Wherever the word "title" appears in the entries, copy the whole line.

** Begin Recorded data **

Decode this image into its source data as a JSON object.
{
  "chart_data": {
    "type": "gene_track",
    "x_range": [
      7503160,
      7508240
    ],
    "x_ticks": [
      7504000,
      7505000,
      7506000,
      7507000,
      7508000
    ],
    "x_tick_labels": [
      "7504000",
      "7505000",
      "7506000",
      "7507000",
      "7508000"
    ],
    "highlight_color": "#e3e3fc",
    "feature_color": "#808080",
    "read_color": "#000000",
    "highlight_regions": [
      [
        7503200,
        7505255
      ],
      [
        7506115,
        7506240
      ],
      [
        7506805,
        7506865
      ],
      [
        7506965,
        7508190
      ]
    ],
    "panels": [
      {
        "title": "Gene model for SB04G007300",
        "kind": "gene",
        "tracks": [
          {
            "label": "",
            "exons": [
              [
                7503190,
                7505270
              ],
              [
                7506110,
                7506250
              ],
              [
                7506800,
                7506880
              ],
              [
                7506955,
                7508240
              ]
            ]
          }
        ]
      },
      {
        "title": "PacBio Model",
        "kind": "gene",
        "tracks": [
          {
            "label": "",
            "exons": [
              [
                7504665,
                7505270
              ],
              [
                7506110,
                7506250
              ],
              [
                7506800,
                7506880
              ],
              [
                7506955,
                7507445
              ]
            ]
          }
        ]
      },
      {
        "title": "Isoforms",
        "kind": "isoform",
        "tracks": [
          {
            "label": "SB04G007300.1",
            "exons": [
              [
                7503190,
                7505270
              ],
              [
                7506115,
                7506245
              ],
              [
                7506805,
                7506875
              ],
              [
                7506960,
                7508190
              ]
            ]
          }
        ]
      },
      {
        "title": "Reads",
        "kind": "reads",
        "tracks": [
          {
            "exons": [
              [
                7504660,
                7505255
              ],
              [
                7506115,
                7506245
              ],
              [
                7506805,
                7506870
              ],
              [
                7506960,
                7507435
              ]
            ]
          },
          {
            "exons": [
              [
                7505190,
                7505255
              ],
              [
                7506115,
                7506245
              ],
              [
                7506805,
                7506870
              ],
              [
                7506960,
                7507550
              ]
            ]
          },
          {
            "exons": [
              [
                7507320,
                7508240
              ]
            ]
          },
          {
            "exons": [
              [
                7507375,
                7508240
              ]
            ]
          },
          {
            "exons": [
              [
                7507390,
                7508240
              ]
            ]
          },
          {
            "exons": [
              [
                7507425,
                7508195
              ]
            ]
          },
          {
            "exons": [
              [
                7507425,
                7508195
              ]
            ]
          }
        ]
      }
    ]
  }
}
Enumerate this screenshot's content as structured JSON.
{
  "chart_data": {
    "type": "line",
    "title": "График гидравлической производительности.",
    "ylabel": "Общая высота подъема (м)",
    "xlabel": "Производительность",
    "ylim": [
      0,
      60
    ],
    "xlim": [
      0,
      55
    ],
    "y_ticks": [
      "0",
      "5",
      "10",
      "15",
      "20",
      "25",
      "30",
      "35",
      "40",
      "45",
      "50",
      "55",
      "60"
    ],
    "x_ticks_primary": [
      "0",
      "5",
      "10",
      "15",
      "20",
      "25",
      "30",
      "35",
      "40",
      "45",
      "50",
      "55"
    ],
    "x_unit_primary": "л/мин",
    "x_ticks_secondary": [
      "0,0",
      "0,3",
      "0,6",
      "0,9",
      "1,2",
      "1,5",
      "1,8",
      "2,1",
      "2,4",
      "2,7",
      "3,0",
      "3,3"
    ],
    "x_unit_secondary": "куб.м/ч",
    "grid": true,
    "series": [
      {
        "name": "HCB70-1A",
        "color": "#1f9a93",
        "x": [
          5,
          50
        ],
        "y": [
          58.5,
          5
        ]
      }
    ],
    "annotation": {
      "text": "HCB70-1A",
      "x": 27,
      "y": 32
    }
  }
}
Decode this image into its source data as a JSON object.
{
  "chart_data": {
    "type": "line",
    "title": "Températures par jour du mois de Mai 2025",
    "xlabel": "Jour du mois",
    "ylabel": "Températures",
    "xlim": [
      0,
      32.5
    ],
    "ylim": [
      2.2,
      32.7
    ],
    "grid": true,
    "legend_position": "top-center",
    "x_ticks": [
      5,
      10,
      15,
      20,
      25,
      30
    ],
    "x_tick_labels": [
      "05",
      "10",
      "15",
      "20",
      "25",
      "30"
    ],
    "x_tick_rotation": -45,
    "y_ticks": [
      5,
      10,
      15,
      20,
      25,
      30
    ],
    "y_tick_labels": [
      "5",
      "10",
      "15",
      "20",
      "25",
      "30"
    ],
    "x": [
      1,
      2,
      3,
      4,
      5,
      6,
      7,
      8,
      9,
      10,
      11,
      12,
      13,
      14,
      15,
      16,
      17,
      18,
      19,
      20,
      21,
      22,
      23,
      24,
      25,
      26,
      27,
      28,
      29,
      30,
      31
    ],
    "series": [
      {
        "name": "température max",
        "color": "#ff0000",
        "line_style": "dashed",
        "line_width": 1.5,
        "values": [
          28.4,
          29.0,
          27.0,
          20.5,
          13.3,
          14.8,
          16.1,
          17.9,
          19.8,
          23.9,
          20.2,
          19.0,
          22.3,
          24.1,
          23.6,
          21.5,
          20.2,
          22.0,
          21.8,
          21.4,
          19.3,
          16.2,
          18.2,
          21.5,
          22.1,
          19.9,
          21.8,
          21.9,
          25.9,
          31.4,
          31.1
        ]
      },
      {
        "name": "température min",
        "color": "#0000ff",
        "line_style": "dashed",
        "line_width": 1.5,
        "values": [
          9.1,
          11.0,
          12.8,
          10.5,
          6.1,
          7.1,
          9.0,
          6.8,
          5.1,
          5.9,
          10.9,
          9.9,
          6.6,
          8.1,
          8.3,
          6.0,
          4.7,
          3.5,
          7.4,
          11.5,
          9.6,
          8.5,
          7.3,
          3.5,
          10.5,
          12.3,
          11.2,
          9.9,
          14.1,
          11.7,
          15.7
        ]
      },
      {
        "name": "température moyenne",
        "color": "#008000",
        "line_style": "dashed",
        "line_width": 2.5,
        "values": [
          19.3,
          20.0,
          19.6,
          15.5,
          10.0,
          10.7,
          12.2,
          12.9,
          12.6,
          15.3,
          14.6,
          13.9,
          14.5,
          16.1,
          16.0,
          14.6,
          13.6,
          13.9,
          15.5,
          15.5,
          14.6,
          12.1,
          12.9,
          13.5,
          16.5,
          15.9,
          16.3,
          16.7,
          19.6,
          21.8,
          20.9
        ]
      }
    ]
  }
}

** End Recorded data **

**Response to the exercise:**
        "title": "Gene model for SB04G007300",
        "title": "PacBio Model",
        "title": "Isoforms",
        "title": "Reads",
    "title": "График гидравлической производительности.",
    "title": "Températures par jour du mois de Mai 2025",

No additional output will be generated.